Wednesday, July 24, 2013

The Heat Equation and Fourier Series

Disclaimer: As of this post, TeX the World and other LaTeX rendering software will not be required to view LaTeX code entered in blog posts. I have switched to MathJax which is supported by Blogger. MathJax also interfaces a lot better than TeX the World anyway. No more nasty white boxes around LaTeX code!

As anyone in engineering, mathematics or the mathematical sciences knows, the name Fourier comes up a lot in various forms. Among my friends and colleagues, it is no secret that I am a huge fan of Fourier theory. In fact, I will be writing a blog post on some work I have done in it in the not-too-distant future. Often the first place it is encountered is a course in partial differential equations as a means by which to solve boundary value problems for Laplace's equation, the wave equation and the heat equation on rectangular domains. In fact, this is what they were used for initially in the early days of partial differential equations. Fourier series are named after Joseph Fourier - a French mathematician and physicist who lived from 1768 to 1830. It was only in the time of the second decade in the nineteenth century that calculus started to be formalized as a mathematical subject by Weierstrass with significant contributions from Cauchy and others. Prior to that, the notion of limits was on extremely shaky foundation and many mathematicians scoffed at calculus (or "the calculus" as it was called at the time and still is today by some authors) because it lacked rigor and was developed first by Newton who was clearly not a mathematician. Fourier published his work on what are now known as Fourier series in 1822 and would not find himself amidst as much criticism and debate as Newton (who was criticized not only for putting forth a very handwaved piece of mathematics but also for more political reasons regarding "the calculus"). However much mystery surrounded Fourier series for almost a century and a half despite extensive amounts of time spent by the world's most brilliant mathematicians. I will not attempt to give a full course on Fourier theory as this can be found in many books and it would take a lot of building blocks to do in full detail. Instead, I am going to give a bird's eye view of Fourier series and comment on where things can go wrong. I will then discuss the inherent limitations of Fourier series and how it leads into Fourier transform theory.

» **Supplied entries**:

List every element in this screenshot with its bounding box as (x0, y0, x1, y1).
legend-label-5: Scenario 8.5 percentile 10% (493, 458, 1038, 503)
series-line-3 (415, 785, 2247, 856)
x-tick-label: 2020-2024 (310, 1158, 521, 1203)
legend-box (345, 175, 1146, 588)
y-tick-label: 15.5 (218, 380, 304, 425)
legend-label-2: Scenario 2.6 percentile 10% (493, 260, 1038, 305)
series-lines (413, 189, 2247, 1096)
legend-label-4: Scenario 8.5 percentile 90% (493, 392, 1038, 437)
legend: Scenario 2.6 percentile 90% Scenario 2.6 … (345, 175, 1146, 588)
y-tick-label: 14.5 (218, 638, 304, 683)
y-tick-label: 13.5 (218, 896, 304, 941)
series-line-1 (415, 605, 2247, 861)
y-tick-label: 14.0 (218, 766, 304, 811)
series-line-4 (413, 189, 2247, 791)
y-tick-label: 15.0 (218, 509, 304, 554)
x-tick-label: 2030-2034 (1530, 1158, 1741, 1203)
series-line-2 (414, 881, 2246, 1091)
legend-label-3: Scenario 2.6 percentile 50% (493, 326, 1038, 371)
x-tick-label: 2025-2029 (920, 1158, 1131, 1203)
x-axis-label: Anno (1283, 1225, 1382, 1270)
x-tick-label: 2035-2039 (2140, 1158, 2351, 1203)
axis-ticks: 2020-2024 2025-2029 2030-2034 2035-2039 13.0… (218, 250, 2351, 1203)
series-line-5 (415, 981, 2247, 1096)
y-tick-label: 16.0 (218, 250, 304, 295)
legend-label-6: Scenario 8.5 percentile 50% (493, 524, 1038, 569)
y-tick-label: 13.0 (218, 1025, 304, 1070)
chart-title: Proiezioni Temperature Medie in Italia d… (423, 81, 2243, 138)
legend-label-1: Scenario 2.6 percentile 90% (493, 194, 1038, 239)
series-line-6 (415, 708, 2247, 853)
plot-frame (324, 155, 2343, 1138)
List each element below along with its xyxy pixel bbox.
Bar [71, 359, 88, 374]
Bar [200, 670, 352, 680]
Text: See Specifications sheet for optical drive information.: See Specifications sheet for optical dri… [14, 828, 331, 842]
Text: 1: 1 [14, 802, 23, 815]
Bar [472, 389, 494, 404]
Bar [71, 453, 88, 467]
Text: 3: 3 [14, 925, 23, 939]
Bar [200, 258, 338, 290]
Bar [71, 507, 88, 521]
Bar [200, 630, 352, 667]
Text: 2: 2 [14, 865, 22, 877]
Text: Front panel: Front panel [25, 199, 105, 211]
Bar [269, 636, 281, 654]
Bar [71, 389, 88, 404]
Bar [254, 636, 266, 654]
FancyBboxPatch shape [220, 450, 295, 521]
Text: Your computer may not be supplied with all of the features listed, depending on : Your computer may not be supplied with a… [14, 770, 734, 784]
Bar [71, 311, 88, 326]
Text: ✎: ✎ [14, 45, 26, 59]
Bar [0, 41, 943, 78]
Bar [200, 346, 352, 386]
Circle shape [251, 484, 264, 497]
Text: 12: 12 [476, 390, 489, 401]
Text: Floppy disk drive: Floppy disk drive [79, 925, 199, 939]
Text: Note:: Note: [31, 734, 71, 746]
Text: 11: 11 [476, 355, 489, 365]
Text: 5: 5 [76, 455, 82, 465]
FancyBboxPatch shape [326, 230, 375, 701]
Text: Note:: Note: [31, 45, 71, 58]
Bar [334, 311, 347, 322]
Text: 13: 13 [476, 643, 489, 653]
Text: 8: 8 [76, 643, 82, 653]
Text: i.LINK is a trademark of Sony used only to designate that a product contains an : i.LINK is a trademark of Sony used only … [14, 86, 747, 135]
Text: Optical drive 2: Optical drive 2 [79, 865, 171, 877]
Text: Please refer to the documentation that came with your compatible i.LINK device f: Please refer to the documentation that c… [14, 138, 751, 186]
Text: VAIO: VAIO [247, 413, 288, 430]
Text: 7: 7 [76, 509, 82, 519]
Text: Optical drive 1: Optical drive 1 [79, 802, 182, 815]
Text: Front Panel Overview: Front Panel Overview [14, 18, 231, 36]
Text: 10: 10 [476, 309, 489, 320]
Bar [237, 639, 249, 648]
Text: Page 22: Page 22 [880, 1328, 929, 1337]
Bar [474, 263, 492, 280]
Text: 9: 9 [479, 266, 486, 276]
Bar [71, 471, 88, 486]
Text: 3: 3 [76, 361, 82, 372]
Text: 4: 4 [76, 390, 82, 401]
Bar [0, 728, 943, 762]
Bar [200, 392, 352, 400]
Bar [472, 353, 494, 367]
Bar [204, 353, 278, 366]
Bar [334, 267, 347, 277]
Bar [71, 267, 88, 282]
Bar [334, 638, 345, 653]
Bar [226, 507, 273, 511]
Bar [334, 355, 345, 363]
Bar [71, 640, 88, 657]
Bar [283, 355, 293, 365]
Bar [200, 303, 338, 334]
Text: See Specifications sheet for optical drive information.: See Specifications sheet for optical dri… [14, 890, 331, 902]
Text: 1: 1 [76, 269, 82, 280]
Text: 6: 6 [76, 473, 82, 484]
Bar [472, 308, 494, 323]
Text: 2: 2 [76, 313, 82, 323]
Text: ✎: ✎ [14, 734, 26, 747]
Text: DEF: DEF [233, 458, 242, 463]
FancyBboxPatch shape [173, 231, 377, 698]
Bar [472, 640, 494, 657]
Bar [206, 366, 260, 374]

» **Exercise 1**:
In the Fourier series post, what did the author switch to for rendering LaTeX code?
» **Exercise 2**:
Does each statement agree with the Fourier series post? Answer yes or no for each, quoting the deciding words. (a) Fourier published his work on Fourier series in 1822. (b) The author plans to give a full course on Fourier theory. (c) Blogger supports MathJax.
» **Exercise 3**:
Take the Fourier series post further, starting right after its final sentence.
The data above come from a separate source.

» **Final answer 1**:
MathJax.

» **Final answer 2**:
(a) Yes: "Fourier published his work on what are now known as Fourier series in 1822"
(b) No: "I will not attempt to give a full course on Fourier theory"
(c) Yes: "I have switched to MathJax which is supported by Blogger."

» **Final answer 3**:
In his study of the transfer of heat, Fourier discovered that heat transfer on a line obeyed the following equation

$$ \frac{\partial v}{\partial t} = k\frac{\partial^2 v}{\partial x^2}, $$

where \(v \) is the temperature and \(k \) is a constant known as the thermal diffusivity and can be calculated for a certain material. This equation cannot be solved exactly without knowing additional information. Much like in the case of ordinary differential equations, initial values or boundary values must be given in order to solve a partial differential equation or some mixture thereof.

Since this equation is supposed to model temperature flow, it is good to consider physical examples. Physically, we can imagine a thin wire of length L that is heated up - perhaps a straight filament in a light bulb - and on each end, it is in contact with something that doesn't change much in temperature. So at the endpoints, the temperature is roughly fixed and is given by \( T_0 \). So we have that \( v(0,t) = T_0 = v(L,t) \). Working with the constant \(T_0\) requires a little bit more finesse and work so instead we can define the new temperature function \(u(x,t) = v(x,t) - T_0 \). It is clear from the properties of derivatives that \( u \) also solves the heat equation but now has boundary conditions given by \( u(0,t) = 0 = u(L,t) \).

Since we have two spatial derivatives, we need two boundary values in order to partially specify the solution but we also need the initial temperature distribution of the thin wire in order to have an accurate description of how the temperature will change over time. It stands to reason that if two identical filaments were heated up initially in different ways that their temperature distribution would be different over time and so we must specify initial temperature distribution as well. So we also have that \( u(x,0) = f(x) \). It turns out that these three pieces of information are all that is needed to specify the solution u and we will now turn our eyes to a solution.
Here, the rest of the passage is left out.